====== THE DATA

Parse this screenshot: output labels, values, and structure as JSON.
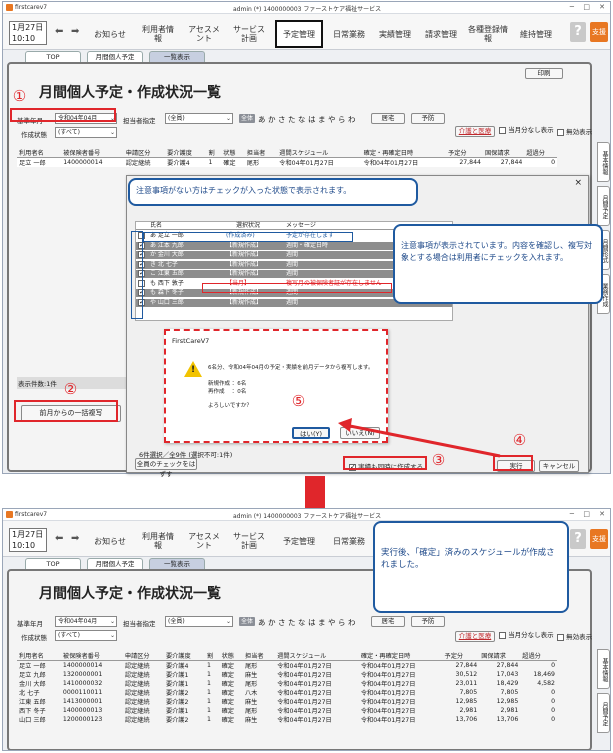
{
  "app": {
    "name": "firstcarev7",
    "window_title": "admin (*) 1400000003 ファーストケア福祉サービス"
  },
  "toolbar": {
    "date": "1月27日",
    "time": "10:10",
    "menus": [
      "お知らせ",
      "利用者情報",
      "アセスメント",
      "サービス計画",
      "予定管理",
      "日常業務",
      "実績管理",
      "請求管理",
      "各種登録情報",
      "維持管理"
    ],
    "help": "?",
    "support": "支援"
  },
  "tabs": [
    "TOP",
    "月間個人予定",
    "一覧表示"
  ],
  "page": {
    "title": "月間個人予定・作成状況一覧",
    "print_label": "印刷",
    "base_month_label": "基準年月",
    "base_month_value": "令和04年04月",
    "staff_label": "担当者指定",
    "staff_value": "(全員)",
    "all_label": "全体",
    "kana": "あかさたなはまやらわ",
    "kyotaku_label": "居宅",
    "yobo_label": "予防",
    "status_label": "作成状態",
    "status_value": "(すべて)",
    "care_link": "介護と医療",
    "monthly_check": "当月分なし表示",
    "invalid_check": "無効表示",
    "count_label": "表示件数:1件",
    "copy_button": "前月からの一括複写",
    "sidetabs": [
      "基本情報",
      "月間予定",
      "月間形式",
      "業務作成"
    ]
  },
  "table_headers": [
    "利用者名",
    "被保険者番号",
    "申請区分",
    "要介護度",
    "割",
    "状態",
    "担当者",
    "週間スケジュール",
    "確定・再確定日時",
    "予定分",
    "国保請求",
    "超過分"
  ],
  "table_before": [
    [
      "足立 一郎",
      "1400000014",
      "認定継続",
      "要介護4",
      "1",
      "確定",
      "尾形",
      "令和04年01月27日",
      "令和04年01月27日",
      "27,844",
      "27,844",
      "0"
    ]
  ],
  "dialog": {
    "title": "FirstCareV7",
    "header_name": "氏名",
    "header_status": "選択状況",
    "header_message": "メッセージ",
    "rows": [
      {
        "name": "あ 足立 一郎",
        "status": "(作成済み)",
        "message": "予定が存在します",
        "checked": false,
        "dark": false
      },
      {
        "name": "あ 江本 九郎",
        "status": "【新規作成】",
        "message": "週間・確定日時",
        "checked": true,
        "dark": true
      },
      {
        "name": "か 金川 大郎",
        "status": "【新規作成】",
        "message": "週間",
        "checked": true,
        "dark": true
      },
      {
        "name": "き 北 七子",
        "status": "【新規作成】",
        "message": "週間",
        "checked": true,
        "dark": true
      },
      {
        "name": "こ 江東 五郎",
        "status": "【新規作成】",
        "message": "週間",
        "checked": true,
        "dark": true
      },
      {
        "name": "も 西下 敦子",
        "status": "【当月】",
        "message": "複写月の被保険者証が存在しません",
        "checked": false,
        "dark": false
      },
      {
        "name": "も 森下 冬子",
        "status": "【新規作成】",
        "message": "週間",
        "checked": true,
        "dark": true
      },
      {
        "name": "や 山口 三郎",
        "status": "【新規作成】",
        "message": "週間",
        "checked": true,
        "dark": true
      }
    ],
    "footer_text": "6件選択／全9件 (選択不可:1件)",
    "check_all_button": "全員のチェックをはずす",
    "actual_check": "実績も同時に作成する",
    "run_button": "実行",
    "cancel_button": "キャンセル",
    "close": "×"
  },
  "confirm": {
    "title": "FirstCareV7",
    "line1": "6名分、令和04年04月の予定・実績を前月データから複写します。",
    "line2": "新規作成 ：6名",
    "line3": "再作成　 ：0名",
    "line4": "よろしいですか？",
    "yes": "はい(Y)",
    "no": "いいえ(N)"
  },
  "callouts": {
    "c1": "注意事項がない方はチェックが入った状態で表示されます。",
    "c2": "注意事項が表示されています。内容を確認し、複写対象とする場合は利用者にチェックを入れます。",
    "c3": "実行後、「確定」済みのスケジュールが作成されました。"
  },
  "steps": [
    "①",
    "②",
    "③",
    "④",
    "⑤"
  ],
  "table_after": [
    [
      "足立 一郎",
      "1400000014",
      "認定継続",
      "要介護4",
      "1",
      "確定",
      "尾形",
      "令和04年01月27日",
      "令和04年01月27日",
      "27,844",
      "27,844",
      "0"
    ],
    [
      "足立 九郎",
      "1320000001",
      "認定継続",
      "要介護1",
      "1",
      "確定",
      "麻生",
      "令和04年01月27日",
      "令和04年01月27日",
      "30,512",
      "17,043",
      "18,469"
    ],
    [
      "金川 大郎",
      "1410000032",
      "認定継続",
      "要介護1",
      "1",
      "確定",
      "尾形",
      "令和04年01月27日",
      "令和04年01月27日",
      "23,011",
      "18,429",
      "4,582"
    ],
    [
      "北 七子",
      "0000110011",
      "認定継続",
      "要介護2",
      "1",
      "確定",
      "八木",
      "令和04年01月27日",
      "令和04年01月27日",
      "7,805",
      "7,805",
      "0"
    ],
    [
      "江東 五郎",
      "1413000001",
      "認定継続",
      "要介護2",
      "1",
      "確定",
      "麻生",
      "令和04年01月27日",
      "令和04年01月27日",
      "12,985",
      "12,985",
      "0"
    ],
    [
      "西下 冬子",
      "1400000013",
      "認定継続",
      "要介護1",
      "1",
      "確定",
      "尾形",
      "令和04年01月27日",
      "令和04年01月27日",
      "2,981",
      "2,981",
      "0"
    ],
    [
      "山口 三郎",
      "1200000123",
      "認定継続",
      "要介護2",
      "1",
      "確定",
      "麻生",
      "令和04年01月27日",
      "令和04年01月27日",
      "13,706",
      "13,706",
      "0"
    ]
  ],
  "colors": {
    "red": "#e0262b",
    "blue": "#1f5aa0",
    "accent": "#e87722"
  }
}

============

GOAL → Copy the records above exactly, omitting every picture.

SOLVED EXERCISE →
Parse this screenshot: output labels, values, and structure as JSON.
{
  "app": {
    "name": "firstcarev7",
    "window_title": "admin (*) 1400000003 ファーストケア福祉サービス"
  },
  "toolbar": {
    "date": "1月27日",
    "time": "10:10",
    "menus": [
      "お知らせ",
      "利用者情報",
      "アセスメント",
      "サービス計画",
      "予定管理",
      "日常業務",
      "実績管理",
      "請求管理",
      "各種登録情報",
      "維持管理"
    ],
    "help": "?",
    "support": "支援"
  },
  "tabs": [
    "TOP",
    "月間個人予定",
    "一覧表示"
  ],
  "page": {
    "title": "月間個人予定・作成状況一覧",
    "print_label": "印刷",
    "base_month_label": "基準年月",
    "base_month_value": "令和04年04月",
    "staff_label": "担当者指定",
    "staff_value": "(全員)",
    "all_label": "全体",
    "kana": "あかさたなはまやらわ",
    "kyotaku_label": "居宅",
    "yobo_label": "予防",
    "status_label": "作成状態",
    "status_value": "(すべて)",
    "care_link": "介護と医療",
    "monthly_check": "当月分なし表示",
    "invalid_check": "無効表示",
    "count_label": "表示件数:1件",
    "copy_button": "前月からの一括複写",
    "sidetabs": [
      "基本情報",
      "月間予定",
      "月間形式",
      "業務作成"
    ]
  },
  "table_headers": [
    "利用者名",
    "被保険者番号",
    "申請区分",
    "要介護度",
    "割",
    "状態",
    "担当者",
    "週間スケジュール",
    "確定・再確定日時",
    "予定分",
    "国保請求",
    "超過分"
  ],
  "table_before": [
    [
      "足立 一郎",
      "1400000014",
      "認定継続",
      "要介護4",
      "1",
      "確定",
      "尾形",
      "令和04年01月27日",
      "令和04年01月27日",
      "27,844",
      "27,844",
      "0"
    ]
  ],
  "dialog": {
    "title": "FirstCareV7",
    "header_name": "氏名",
    "header_status": "選択状況",
    "header_message": "メッセージ",
    "rows": [
      {
        "name": "あ 足立 一郎",
        "status": "(作成済み)",
        "message": "予定が存在します",
        "checked": false,
        "dark": false
      },
      {
        "name": "あ 江本 九郎",
        "status": "【新規作成】",
        "message": "週間・確定日時",
        "checked": true,
        "dark": true
      },
      {
        "name": "か 金川 大郎",
        "status": "【新規作成】",
        "message": "週間",
        "checked": true,
        "dark": true
      },
      {
        "name": "き 北 七子",
        "status": "【新規作成】",
        "message": "週間",
        "checked": true,
        "dark": true
      },
      {
        "name": "こ 江東 五郎",
        "status": "【新規作成】",
        "message": "週間",
        "checked": true,
        "dark": true
      },
      {
        "name": "も 西下 敦子",
        "status": "【当月】",
        "message": "複写月の被保険者証が存在しません",
        "checked": false,
        "dark": false
      },
      {
        "name": "も 森下 冬子",
        "status": "【新規作成】",
        "message": "週間",
        "checked": true,
        "dark": true
      },
      {
        "name": "や 山口 三郎",
        "status": "【新規作成】",
        "message": "週間",
        "checked": true,
        "dark": true
      }
    ],
    "footer_text": "6件選択／全9件 (選択不可:1件)",
    "check_all_button": "全員のチェックをはずす",
    "actual_check": "実績も同時に作成する",
    "run_button": "実行",
    "cancel_button": "キャンセル",
    "close": "×"
  },
  "confirm": {
    "title": "FirstCareV7",
    "line1": "6名分、令和04年04月の予定・実績を前月データから複写します。",
    "line2": "新規作成 ：6名",
    "line3": "再作成　 ：0名",
    "line4": "よろしいですか？",
    "yes": "はい(Y)",
    "no": "いいえ(N)"
  },
  "callouts": {
    "c1": "注意事項がない方はチェックが入った状態で表示されます。",
    "c2": "注意事項が表示されています。内容を確認し、複写対象とする場合は利用者にチェックを入れます。",
    "c3": "実行後、「確定」済みのスケジュールが作成されました。"
  },
  "steps": [
    "①",
    "②",
    "③",
    "④",
    "⑤"
  ],
  "table_after": [
    [
      "足立 一郎",
      "1400000014",
      "認定継続",
      "要介護4",
      "1",
      "確定",
      "尾形",
      "令和04年01月27日",
      "令和04年01月27日",
      "27,844",
      "27,844",
      "0"
    ],
    [
      "足立 九郎",
      "1320000001",
      "認定継続",
      "要介護1",
      "1",
      "確定",
      "麻生",
      "令和04年01月27日",
      "令和04年01月27日",
      "30,512",
      "17,043",
      "18,469"
    ],
    [
      "金川 大郎",
      "1410000032",
      "認定継続",
      "要介護1",
      "1",
      "確定",
      "尾形",
      "令和04年01月27日",
      "令和04年01月27日",
      "23,011",
      "18,429",
      "4,582"
    ],
    [
      "北 七子",
      "0000110011",
      "認定継続",
      "要介護2",
      "1",
      "確定",
      "八木",
      "令和04年01月27日",
      "令和04年01月27日",
      "7,805",
      "7,805",
      "0"
    ],
    [
      "江東 五郎",
      "1413000001",
      "認定継続",
      "要介護2",
      "1",
      "確定",
      "麻生",
      "令和04年01月27日",
      "令和04年01月27日",
      "12,985",
      "12,985",
      "0"
    ],
    [
      "西下 冬子",
      "1400000013",
      "認定継続",
      "要介護1",
      "1",
      "確定",
      "尾形",
      "令和04年01月27日",
      "令和04年01月27日",
      "2,981",
      "2,981",
      "0"
    ],
    [
      "山口 三郎",
      "1200000123",
      "認定継続",
      "要介護2",
      "1",
      "確定",
      "麻生",
      "令和04年01月27日",
      "令和04年01月27日",
      "13,706",
      "13,706",
      "0"
    ]
  ],
  "colors": {
    "red": "#e0262b",
    "blue": "#1f5aa0",
    "accent": "#e87722"
  }
}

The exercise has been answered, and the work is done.